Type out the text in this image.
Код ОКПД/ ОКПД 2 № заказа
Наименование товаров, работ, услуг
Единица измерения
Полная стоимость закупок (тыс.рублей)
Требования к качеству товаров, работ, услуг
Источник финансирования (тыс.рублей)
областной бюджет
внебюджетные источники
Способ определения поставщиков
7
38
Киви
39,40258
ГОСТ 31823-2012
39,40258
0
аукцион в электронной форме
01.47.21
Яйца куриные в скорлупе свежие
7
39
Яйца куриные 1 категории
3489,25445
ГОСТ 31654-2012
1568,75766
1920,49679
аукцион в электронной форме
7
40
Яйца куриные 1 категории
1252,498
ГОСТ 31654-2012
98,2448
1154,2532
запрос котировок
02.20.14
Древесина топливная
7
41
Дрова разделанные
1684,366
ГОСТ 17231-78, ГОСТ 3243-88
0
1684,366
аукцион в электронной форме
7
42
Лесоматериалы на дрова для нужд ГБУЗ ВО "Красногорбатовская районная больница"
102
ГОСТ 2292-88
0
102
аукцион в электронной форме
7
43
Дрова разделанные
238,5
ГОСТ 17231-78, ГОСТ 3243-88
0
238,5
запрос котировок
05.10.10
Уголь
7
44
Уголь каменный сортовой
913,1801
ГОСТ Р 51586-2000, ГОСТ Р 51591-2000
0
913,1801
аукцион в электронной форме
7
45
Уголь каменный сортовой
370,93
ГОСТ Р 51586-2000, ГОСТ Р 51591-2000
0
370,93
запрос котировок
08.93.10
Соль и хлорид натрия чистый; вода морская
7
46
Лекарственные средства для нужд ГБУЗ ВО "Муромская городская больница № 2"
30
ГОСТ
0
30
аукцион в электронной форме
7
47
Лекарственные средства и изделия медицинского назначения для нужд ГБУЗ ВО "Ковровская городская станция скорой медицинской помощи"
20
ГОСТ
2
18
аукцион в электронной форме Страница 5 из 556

· · · ·

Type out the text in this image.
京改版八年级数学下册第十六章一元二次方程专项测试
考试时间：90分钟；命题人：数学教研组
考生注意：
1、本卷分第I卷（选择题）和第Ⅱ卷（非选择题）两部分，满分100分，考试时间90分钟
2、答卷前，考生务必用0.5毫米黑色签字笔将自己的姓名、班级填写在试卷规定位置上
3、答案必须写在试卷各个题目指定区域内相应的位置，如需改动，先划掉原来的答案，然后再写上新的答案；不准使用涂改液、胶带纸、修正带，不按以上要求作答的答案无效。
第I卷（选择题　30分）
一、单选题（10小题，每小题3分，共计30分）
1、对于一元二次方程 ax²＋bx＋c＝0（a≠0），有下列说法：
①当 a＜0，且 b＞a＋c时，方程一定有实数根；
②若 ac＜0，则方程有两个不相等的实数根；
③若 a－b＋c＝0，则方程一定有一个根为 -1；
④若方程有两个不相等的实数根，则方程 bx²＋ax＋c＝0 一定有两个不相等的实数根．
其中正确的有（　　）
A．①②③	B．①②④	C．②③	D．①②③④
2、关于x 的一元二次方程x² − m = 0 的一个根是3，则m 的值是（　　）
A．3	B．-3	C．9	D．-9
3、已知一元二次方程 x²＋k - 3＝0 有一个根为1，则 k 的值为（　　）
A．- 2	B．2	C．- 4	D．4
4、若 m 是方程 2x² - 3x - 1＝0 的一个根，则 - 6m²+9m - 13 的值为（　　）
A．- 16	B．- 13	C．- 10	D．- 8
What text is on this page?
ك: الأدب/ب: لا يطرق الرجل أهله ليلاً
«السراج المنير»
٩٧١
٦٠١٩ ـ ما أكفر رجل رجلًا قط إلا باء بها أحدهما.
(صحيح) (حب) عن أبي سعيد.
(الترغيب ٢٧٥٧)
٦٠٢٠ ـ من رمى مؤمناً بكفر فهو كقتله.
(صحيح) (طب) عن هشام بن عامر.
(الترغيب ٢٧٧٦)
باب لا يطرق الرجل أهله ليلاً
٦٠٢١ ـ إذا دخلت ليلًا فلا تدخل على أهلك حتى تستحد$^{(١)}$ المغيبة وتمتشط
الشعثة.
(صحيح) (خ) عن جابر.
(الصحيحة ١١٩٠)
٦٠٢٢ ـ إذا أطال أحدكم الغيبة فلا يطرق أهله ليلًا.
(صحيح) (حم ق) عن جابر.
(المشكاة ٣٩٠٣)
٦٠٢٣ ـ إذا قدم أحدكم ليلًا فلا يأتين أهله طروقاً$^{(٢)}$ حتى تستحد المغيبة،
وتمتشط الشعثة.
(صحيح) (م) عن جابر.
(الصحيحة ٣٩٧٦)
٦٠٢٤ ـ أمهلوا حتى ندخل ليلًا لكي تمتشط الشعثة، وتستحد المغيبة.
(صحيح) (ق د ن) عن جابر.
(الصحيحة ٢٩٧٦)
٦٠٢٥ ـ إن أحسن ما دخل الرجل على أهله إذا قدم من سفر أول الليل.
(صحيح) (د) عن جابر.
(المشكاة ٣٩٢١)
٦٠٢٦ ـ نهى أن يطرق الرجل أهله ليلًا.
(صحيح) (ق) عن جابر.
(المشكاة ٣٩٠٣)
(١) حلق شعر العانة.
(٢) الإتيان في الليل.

· · · ·

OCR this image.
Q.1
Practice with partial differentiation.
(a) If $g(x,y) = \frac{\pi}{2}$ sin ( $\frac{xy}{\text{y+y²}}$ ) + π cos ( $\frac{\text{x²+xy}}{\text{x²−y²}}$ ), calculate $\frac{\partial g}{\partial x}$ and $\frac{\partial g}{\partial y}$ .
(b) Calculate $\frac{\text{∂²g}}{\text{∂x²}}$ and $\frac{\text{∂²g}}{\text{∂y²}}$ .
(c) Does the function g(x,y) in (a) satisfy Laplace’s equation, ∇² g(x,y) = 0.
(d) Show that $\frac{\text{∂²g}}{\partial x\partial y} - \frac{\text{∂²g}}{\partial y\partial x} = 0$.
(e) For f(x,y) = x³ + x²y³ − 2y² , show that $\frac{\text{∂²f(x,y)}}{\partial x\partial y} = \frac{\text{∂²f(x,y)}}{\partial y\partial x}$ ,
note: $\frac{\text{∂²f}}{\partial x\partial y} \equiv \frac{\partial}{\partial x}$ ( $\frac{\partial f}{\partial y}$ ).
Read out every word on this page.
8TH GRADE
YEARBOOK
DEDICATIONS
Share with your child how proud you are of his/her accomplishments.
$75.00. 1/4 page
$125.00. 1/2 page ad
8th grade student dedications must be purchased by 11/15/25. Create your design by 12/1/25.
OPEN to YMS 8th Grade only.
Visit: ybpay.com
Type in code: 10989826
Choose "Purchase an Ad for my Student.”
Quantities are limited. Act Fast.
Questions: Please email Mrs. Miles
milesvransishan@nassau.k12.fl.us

· · · ·

From the data above, copy out every line with the string "الليل" in it.

_Result of the task:_
٦٠٢٥ ـ إن أحسن ما دخل الرجل على أهله إذا قدم من سفر أول الليل.
(٢) الإتيان في الليل.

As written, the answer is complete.